-- The task --
The records below are to be copied word for word, with every picture left out.

-- Supplied information --
________________________
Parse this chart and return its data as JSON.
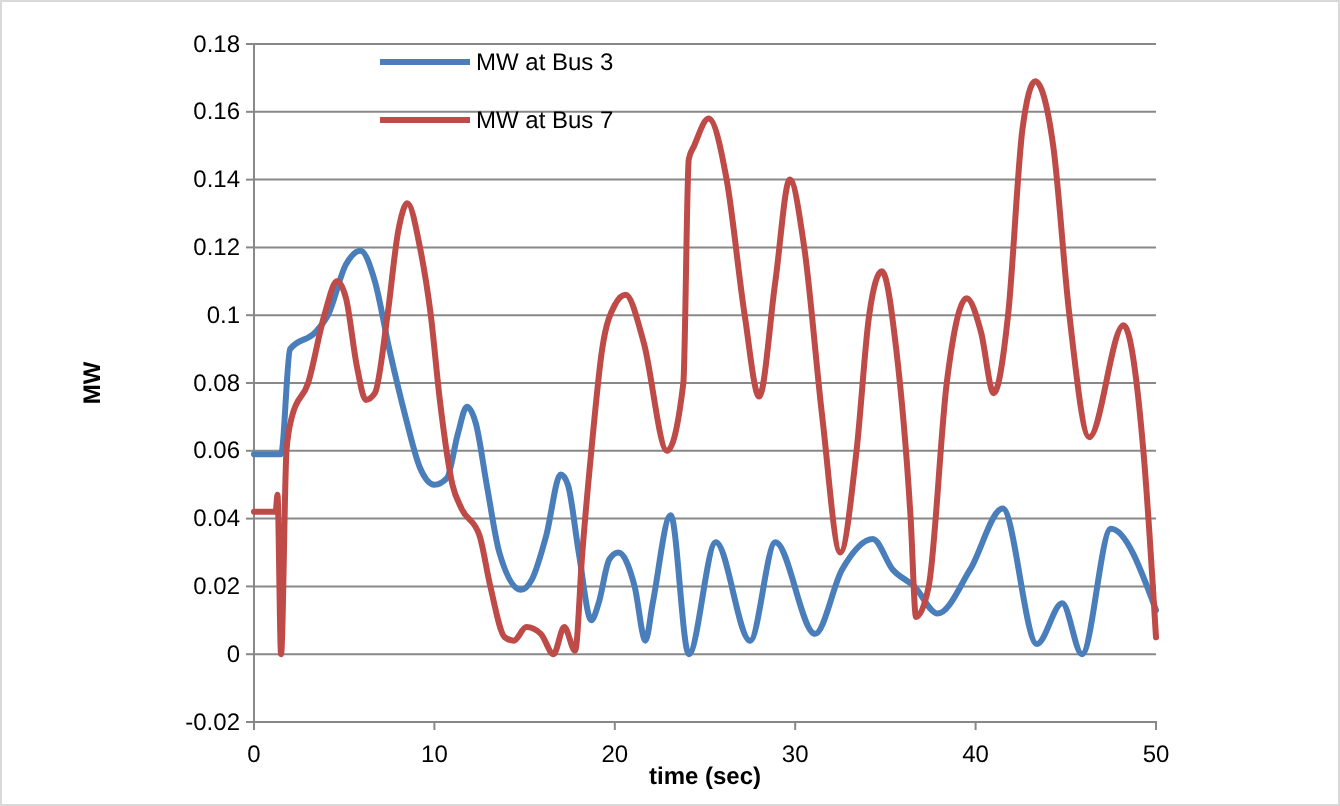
{
  "chart_data": {
    "type": "line",
    "xlabel": "time (sec)",
    "ylabel": "MW",
    "xlim": [
      0,
      50
    ],
    "ylim": [
      -0.02,
      0.18
    ],
    "xticks": [
      0,
      10,
      20,
      30,
      40,
      50
    ],
    "yticks": [
      -0.02,
      0,
      0.02,
      0.04,
      0.06,
      0.08,
      0.1,
      0.12,
      0.14,
      0.16,
      0.18
    ],
    "grid": "y",
    "legend": "top left",
    "marker": "none",
    "line_style": "solid",
    "series": [
      {
        "name": "MW at Bus 3",
        "color": "#4a7ebb",
        "x": [
          0,
          1.5,
          2,
          3.4,
          4.1,
          5.1,
          5.9,
          6.7,
          7.5,
          8.4,
          9.2,
          10,
          10.7,
          11.3,
          11.8,
          12.3,
          12.9,
          13.6,
          14.8,
          15.4,
          16.2,
          17,
          17.4,
          18,
          18.7,
          19.1,
          19.7,
          20.2,
          21.1,
          21.7,
          22.1,
          23.1,
          24.1,
          25.6,
          27.5,
          28.9,
          31.1,
          32.6,
          34.3,
          35.4,
          36.6,
          37.9,
          39.7,
          41.5,
          43.4,
          44.8,
          45.9,
          47.5,
          50
        ],
        "values": [
          0.059,
          0.059,
          0.09,
          0.095,
          0.1,
          0.115,
          0.119,
          0.11,
          0.09,
          0.07,
          0.055,
          0.05,
          0.052,
          0.065,
          0.073,
          0.068,
          0.05,
          0.03,
          0.019,
          0.022,
          0.035,
          0.053,
          0.05,
          0.03,
          0.01,
          0.015,
          0.028,
          0.03,
          0.02,
          0.004,
          0.015,
          0.041,
          0,
          0.033,
          0.004,
          0.033,
          0.006,
          0.025,
          0.034,
          0.025,
          0.02,
          0.012,
          0.025,
          0.043,
          0.003,
          0.015,
          0,
          0.037,
          0.013
        ]
      },
      {
        "name": "MW at Bus 7",
        "color": "#be4b48",
        "x": [
          0,
          1.2,
          1.3,
          1.5,
          1.8,
          2.1,
          3,
          3.9,
          4.6,
          5.1,
          5.7,
          6.2,
          6.7,
          7.4,
          8,
          8.5,
          9.2,
          9.8,
          10.3,
          11,
          11.5,
          12.5,
          13.1,
          13.9,
          14.4,
          15.1,
          15.9,
          16.6,
          17.2,
          17.8,
          18.2,
          18.7,
          19.3,
          20,
          20.6,
          21.6,
          22.9,
          23.8,
          24.1,
          24.4,
          25.2,
          26.2,
          27.2,
          28,
          28.9,
          29.7,
          30.5,
          31.5,
          32.5,
          33.4,
          34.1,
          34.8,
          35.6,
          36.4,
          36.7,
          37.4,
          38.4,
          39.5,
          40.3,
          41,
          41.8,
          42.6,
          43.3,
          44.3,
          45.2,
          46.3,
          48.2,
          49.3,
          50
        ],
        "values": [
          0.042,
          0.042,
          0.047,
          0,
          0.06,
          0.07,
          0.08,
          0.1,
          0.11,
          0.105,
          0.085,
          0.075,
          0.077,
          0.1,
          0.125,
          0.133,
          0.12,
          0.1,
          0.075,
          0.05,
          0.043,
          0.035,
          0.02,
          0.005,
          0.004,
          0.008,
          0.006,
          0,
          0.008,
          0.001,
          0.03,
          0.06,
          0.09,
          0.103,
          0.106,
          0.092,
          0.06,
          0.08,
          0.146,
          0.15,
          0.158,
          0.14,
          0.1,
          0.076,
          0.11,
          0.14,
          0.12,
          0.07,
          0.03,
          0.06,
          0.1,
          0.113,
          0.09,
          0.04,
          0.011,
          0.02,
          0.08,
          0.105,
          0.095,
          0.077,
          0.1,
          0.155,
          0.169,
          0.15,
          0.1,
          0.064,
          0.097,
          0.06,
          0.005
        ]
      }
    ]
  }
}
________________________
-- Response to this task --
Parse this chart and return its data as JSON.
{
  "chart_data": {
    "type": "line",
    "xlabel": "time (sec)",
    "ylabel": "MW",
    "xlim": [
      0,
      50
    ],
    "ylim": [
      -0.02,
      0.18
    ],
    "xticks": [
      0,
      10,
      20,
      30,
      40,
      50
    ],
    "yticks": [
      -0.02,
      0,
      0.02,
      0.04,
      0.06,
      0.08,
      0.1,
      0.12,
      0.14,
      0.16,
      0.18
    ],
    "grid": "y",
    "legend": "top left",
    "marker": "none",
    "line_style": "solid",
    "series": [
      {
        "name": "MW at Bus 3",
        "color": "#4a7ebb",
        "x": [
          0,
          1.5,
          2,
          3.4,
          4.1,
          5.1,
          5.9,
          6.7,
          7.5,
          8.4,
          9.2,
          10,
          10.7,
          11.3,
          11.8,
          12.3,
          12.9,
          13.6,
          14.8,
          15.4,
          16.2,
          17,
          17.4,
          18,
          18.7,
          19.1,
          19.7,
          20.2,
          21.1,
          21.7,
          22.1,
          23.1,
          24.1,
          25.6,
          27.5,
          28.9,
          31.1,
          32.6,
          34.3,
          35.4,
          36.6,
          37.9,
          39.7,
          41.5,
          43.4,
          44.8,
          45.9,
          47.5,
          50
        ],
        "values": [
          0.059,
          0.059,
          0.09,
          0.095,
          0.1,
          0.115,
          0.119,
          0.11,
          0.09,
          0.07,
          0.055,
          0.05,
          0.052,
          0.065,
          0.073,
          0.068,
          0.05,
          0.03,
          0.019,
          0.022,
          0.035,
          0.053,
          0.05,
          0.03,
          0.01,
          0.015,
          0.028,
          0.03,
          0.02,
          0.004,
          0.015,
          0.041,
          0,
          0.033,
          0.004,
          0.033,
          0.006,
          0.025,
          0.034,
          0.025,
          0.02,
          0.012,
          0.025,
          0.043,
          0.003,
          0.015,
          0,
          0.037,
          0.013
        ]
      },
      {
        "name": "MW at Bus 7",
        "color": "#be4b48",
        "x": [
          0,
          1.2,
          1.3,
          1.5,
          1.8,
          2.1,
          3,
          3.9,
          4.6,
          5.1,
          5.7,
          6.2,
          6.7,
          7.4,
          8,
          8.5,
          9.2,
          9.8,
          10.3,
          11,
          11.5,
          12.5,
          13.1,
          13.9,
          14.4,
          15.1,
          15.9,
          16.6,
          17.2,
          17.8,
          18.2,
          18.7,
          19.3,
          20,
          20.6,
          21.6,
          22.9,
          23.8,
          24.1,
          24.4,
          25.2,
          26.2,
          27.2,
          28,
          28.9,
          29.7,
          30.5,
          31.5,
          32.5,
          33.4,
          34.1,
          34.8,
          35.6,
          36.4,
          36.7,
          37.4,
          38.4,
          39.5,
          40.3,
          41,
          41.8,
          42.6,
          43.3,
          44.3,
          45.2,
          46.3,
          48.2,
          49.3,
          50
        ],
        "values": [
          0.042,
          0.042,
          0.047,
          0,
          0.06,
          0.07,
          0.08,
          0.1,
          0.11,
          0.105,
          0.085,
          0.075,
          0.077,
          0.1,
          0.125,
          0.133,
          0.12,
          0.1,
          0.075,
          0.05,
          0.043,
          0.035,
          0.02,
          0.005,
          0.004,
          0.008,
          0.006,
          0,
          0.008,
          0.001,
          0.03,
          0.06,
          0.09,
          0.103,
          0.106,
          0.092,
          0.06,
          0.08,
          0.146,
          0.15,
          0.158,
          0.14,
          0.1,
          0.076,
          0.11,
          0.14,
          0.12,
          0.07,
          0.03,
          0.06,
          0.1,
          0.113,
          0.09,
          0.04,
          0.011,
          0.02,
          0.08,
          0.105,
          0.095,
          0.077,
          0.1,
          0.155,
          0.169,
          0.15,
          0.1,
          0.064,
          0.097,
          0.06,
          0.005
        ]
      }
    ]
  }
}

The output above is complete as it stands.